> [Task statement]: All of the listing below must be repeated word for word. Pictures are the only thing to omit.

> [Given data]:
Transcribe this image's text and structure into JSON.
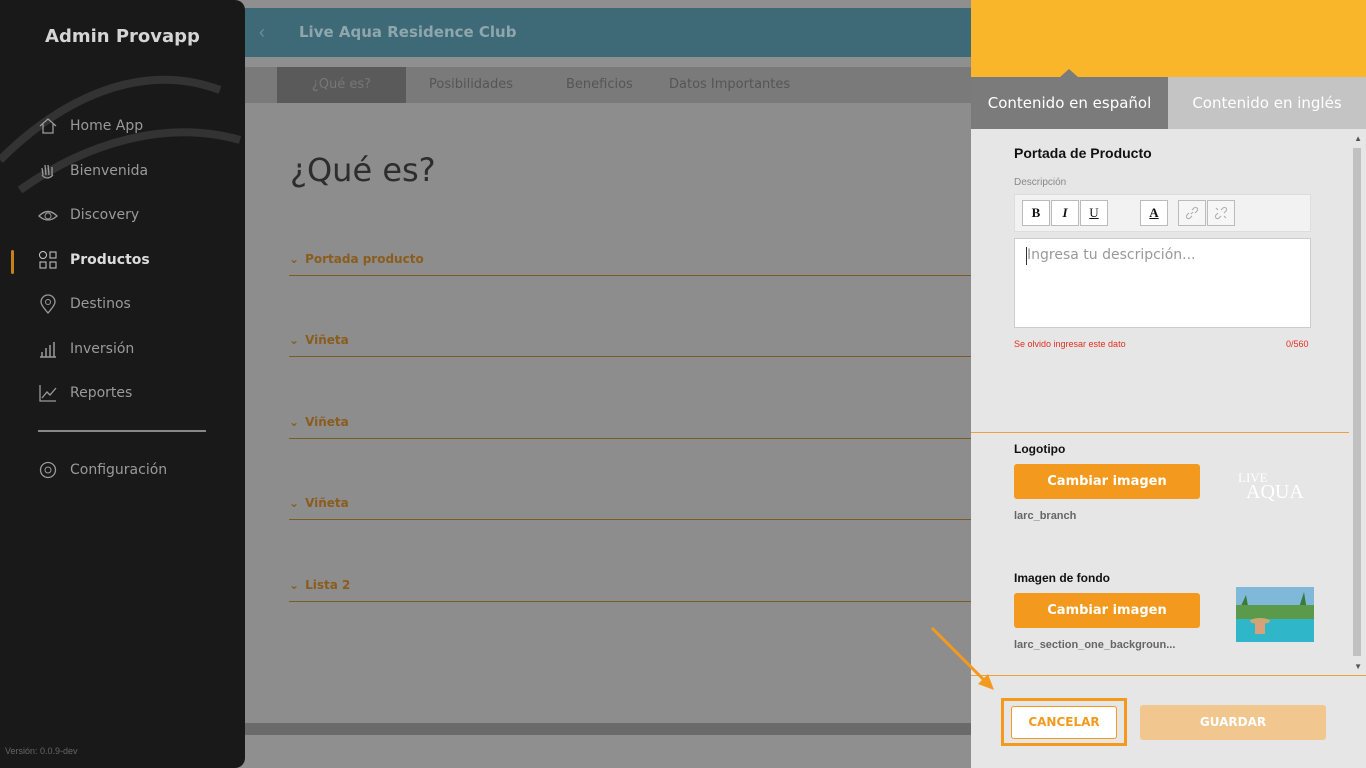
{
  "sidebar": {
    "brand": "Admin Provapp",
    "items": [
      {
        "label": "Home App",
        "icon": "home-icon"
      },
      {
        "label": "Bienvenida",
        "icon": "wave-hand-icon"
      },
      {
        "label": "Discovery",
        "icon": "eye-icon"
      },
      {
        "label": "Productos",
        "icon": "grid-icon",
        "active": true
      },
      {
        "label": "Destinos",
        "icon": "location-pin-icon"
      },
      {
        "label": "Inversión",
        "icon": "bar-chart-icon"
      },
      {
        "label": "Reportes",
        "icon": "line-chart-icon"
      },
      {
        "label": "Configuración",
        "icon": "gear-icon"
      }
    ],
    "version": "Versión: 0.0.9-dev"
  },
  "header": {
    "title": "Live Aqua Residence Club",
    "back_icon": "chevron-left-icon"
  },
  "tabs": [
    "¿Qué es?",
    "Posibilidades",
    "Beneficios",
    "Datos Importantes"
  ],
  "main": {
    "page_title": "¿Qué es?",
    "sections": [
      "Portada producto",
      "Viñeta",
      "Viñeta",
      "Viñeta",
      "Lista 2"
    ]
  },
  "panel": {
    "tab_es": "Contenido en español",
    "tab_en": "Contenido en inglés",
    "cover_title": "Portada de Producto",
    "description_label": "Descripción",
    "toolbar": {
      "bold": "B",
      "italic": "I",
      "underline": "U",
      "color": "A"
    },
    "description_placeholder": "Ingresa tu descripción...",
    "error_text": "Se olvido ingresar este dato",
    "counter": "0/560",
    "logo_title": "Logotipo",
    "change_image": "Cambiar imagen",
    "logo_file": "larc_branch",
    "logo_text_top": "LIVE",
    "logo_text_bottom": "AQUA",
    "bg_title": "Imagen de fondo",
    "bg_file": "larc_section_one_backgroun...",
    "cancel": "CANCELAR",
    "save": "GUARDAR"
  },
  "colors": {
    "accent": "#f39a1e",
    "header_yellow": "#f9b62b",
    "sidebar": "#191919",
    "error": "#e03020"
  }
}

> [In response]:
Transcribe this image's text and structure into JSON.
{
  "sidebar": {
    "brand": "Admin Provapp",
    "items": [
      {
        "label": "Home App",
        "icon": "home-icon"
      },
      {
        "label": "Bienvenida",
        "icon": "wave-hand-icon"
      },
      {
        "label": "Discovery",
        "icon": "eye-icon"
      },
      {
        "label": "Productos",
        "icon": "grid-icon",
        "active": true
      },
      {
        "label": "Destinos",
        "icon": "location-pin-icon"
      },
      {
        "label": "Inversión",
        "icon": "bar-chart-icon"
      },
      {
        "label": "Reportes",
        "icon": "line-chart-icon"
      },
      {
        "label": "Configuración",
        "icon": "gear-icon"
      }
    ],
    "version": "Versión: 0.0.9-dev"
  },
  "header": {
    "title": "Live Aqua Residence Club",
    "back_icon": "chevron-left-icon"
  },
  "tabs": [
    "¿Qué es?",
    "Posibilidades",
    "Beneficios",
    "Datos Importantes"
  ],
  "main": {
    "page_title": "¿Qué es?",
    "sections": [
      "Portada producto",
      "Viñeta",
      "Viñeta",
      "Viñeta",
      "Lista 2"
    ]
  },
  "panel": {
    "tab_es": "Contenido en español",
    "tab_en": "Contenido en inglés",
    "cover_title": "Portada de Producto",
    "description_label": "Descripción",
    "toolbar": {
      "bold": "B",
      "italic": "I",
      "underline": "U",
      "color": "A"
    },
    "description_placeholder": "Ingresa tu descripción...",
    "error_text": "Se olvido ingresar este dato",
    "counter": "0/560",
    "logo_title": "Logotipo",
    "change_image": "Cambiar imagen",
    "logo_file": "larc_branch",
    "logo_text_top": "LIVE",
    "logo_text_bottom": "AQUA",
    "bg_title": "Imagen de fondo",
    "bg_file": "larc_section_one_backgroun...",
    "cancel": "CANCELAR",
    "save": "GUARDAR"
  },
  "colors": {
    "accent": "#f39a1e",
    "header_yellow": "#f9b62b",
    "sidebar": "#191919",
    "error": "#e03020"
  }
}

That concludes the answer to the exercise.